Die Frage einer gewinnbringenderen Bewirtschaftung der Devisenreserven der Nationalbank stand weiterhin auf der politischen Traktandenliste. Der Lausanner Ökonomieprofessor von Ungern-Sternberg warf der SNB vor, sie hätte mit einer attraktiveren Anlagepolitik in den letzten Jahren zusätzliche Milliardenbeträge erwirtschaften und damit auch die Ausschüttungen an die öffentliche Hand erhöhen können. Die FDP-Fraktion regte mit einer Interpellation eine Lockerung der Anlagevorschriften im Nationalbankgesetz an, welche heute die maximale Anlagedauer auf 12 Monate festlegen. Der Bundesrat gab bekannt, dass sich als Reaktion auf diese Kritik eine aus Angehörigen der eidgenössischen Finanzverwaltung und der Nationalbank gebildete Arbeitsgruppe mit dieser Frage, aber auch mit der Überprüfung der Golddeckung der Währung befasst. Diese Arbeitsgruppe veröffentlichte am 20. Dezember ihren Bericht. Sie kam darin zum Schluss, dass die Anlagepolitik geändert werden sollte. Insbesondere müssten stille Reserven in Zukunft in Rückstellungen umgewandelt, die Anlagevorschriften gelockert und der Golddeckungssatz von 40% auf 25% reduziert werden. Damit könnte die SNB ihren jährlich an den Bund und die Kantone zu verteilenden Gewinn um rund 400 Mio Fr. steigern [13]. Nationalrat Ledergerber (sp, ZH) reichte eine parlamentarische Initiative mit ähnlichen Zielen ein. Dabei präzisierte er auch, wie die von ihm auf rund 5 Mia Fr. pro Jahr veranschlagten Gewinne zu verwenden wären: zu je einem Drittel für die Arbeitslosenversicherung, für die Tilgung der Schulden des Bundes und für die Kantone [14].

### Aufgabe 1
Um welchen Betrag könnte die SNB laut dem Textauszug über die Devisenreserven ihren jährlich an Bund und Kantone verteilten Gewinn steigern?

### Material
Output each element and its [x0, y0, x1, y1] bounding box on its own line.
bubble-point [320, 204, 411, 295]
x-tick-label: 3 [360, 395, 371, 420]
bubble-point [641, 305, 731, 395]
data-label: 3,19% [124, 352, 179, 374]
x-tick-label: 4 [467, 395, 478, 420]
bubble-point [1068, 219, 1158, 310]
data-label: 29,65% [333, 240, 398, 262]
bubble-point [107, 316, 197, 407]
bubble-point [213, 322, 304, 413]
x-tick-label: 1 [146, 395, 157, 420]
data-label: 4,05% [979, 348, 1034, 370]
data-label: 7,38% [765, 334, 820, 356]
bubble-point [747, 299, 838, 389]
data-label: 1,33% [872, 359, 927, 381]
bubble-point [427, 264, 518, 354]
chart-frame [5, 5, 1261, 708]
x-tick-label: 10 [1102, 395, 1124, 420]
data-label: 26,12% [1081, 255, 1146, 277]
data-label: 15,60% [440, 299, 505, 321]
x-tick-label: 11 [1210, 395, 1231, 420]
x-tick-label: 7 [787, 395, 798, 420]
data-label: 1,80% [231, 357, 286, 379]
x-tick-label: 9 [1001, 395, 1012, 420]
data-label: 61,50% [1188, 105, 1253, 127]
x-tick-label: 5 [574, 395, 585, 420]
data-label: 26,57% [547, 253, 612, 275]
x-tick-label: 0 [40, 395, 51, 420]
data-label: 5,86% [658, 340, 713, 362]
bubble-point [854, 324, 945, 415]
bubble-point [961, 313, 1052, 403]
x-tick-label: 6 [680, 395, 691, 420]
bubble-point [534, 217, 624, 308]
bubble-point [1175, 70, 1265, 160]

### Aufgabe 2
Gib die Zeilen der Datensätze unverändert wieder, und zwar von ihrer ersten Zeile bis einschließlich der Zeile mit "bubble-point [854, 324, 945, 415]".

### Endgültige Antwort 1
Um rund 400 Mio Fr.

### Endgültige Antwort 2
Output each element and its [x0, y0, x1, y1] bounding box on its own line.
bubble-point [320, 204, 411, 295]
x-tick-label: 3 [360, 395, 371, 420]
bubble-point [641, 305, 731, 395]
data-label: 3,19% [124, 352, 179, 374]
x-tick-label: 4 [467, 395, 478, 420]
bubble-point [1068, 219, 1158, 310]
data-label: 29,65% [333, 240, 398, 262]
bubble-point [107, 316, 197, 407]
bubble-point [213, 322, 304, 413]
x-tick-label: 1 [146, 395, 157, 420]
data-label: 4,05% [979, 348, 1034, 370]
data-label: 7,38% [765, 334, 820, 356]
bubble-point [747, 299, 838, 389]
data-label: 1,33% [872, 359, 927, 381]
bubble-point [427, 264, 518, 354]
chart-frame [5, 5, 1261, 708]
x-tick-label: 10 [1102, 395, 1124, 420]
data-label: 26,12% [1081, 255, 1146, 277]
data-label: 15,60% [440, 299, 505, 321]
x-tick-label: 11 [1210, 395, 1231, 420]
x-tick-label: 7 [787, 395, 798, 420]
data-label: 1,80% [231, 357, 286, 379]
x-tick-label: 9 [1001, 395, 1012, 420]
data-label: 61,50% [1188, 105, 1253, 127]
x-tick-label: 5 [574, 395, 585, 420]
data-label: 26,57% [547, 253, 612, 275]
x-tick-label: 0 [40, 395, 51, 420]
data-label: 5,86% [658, 340, 713, 362]
bubble-point [854, 324, 945, 415]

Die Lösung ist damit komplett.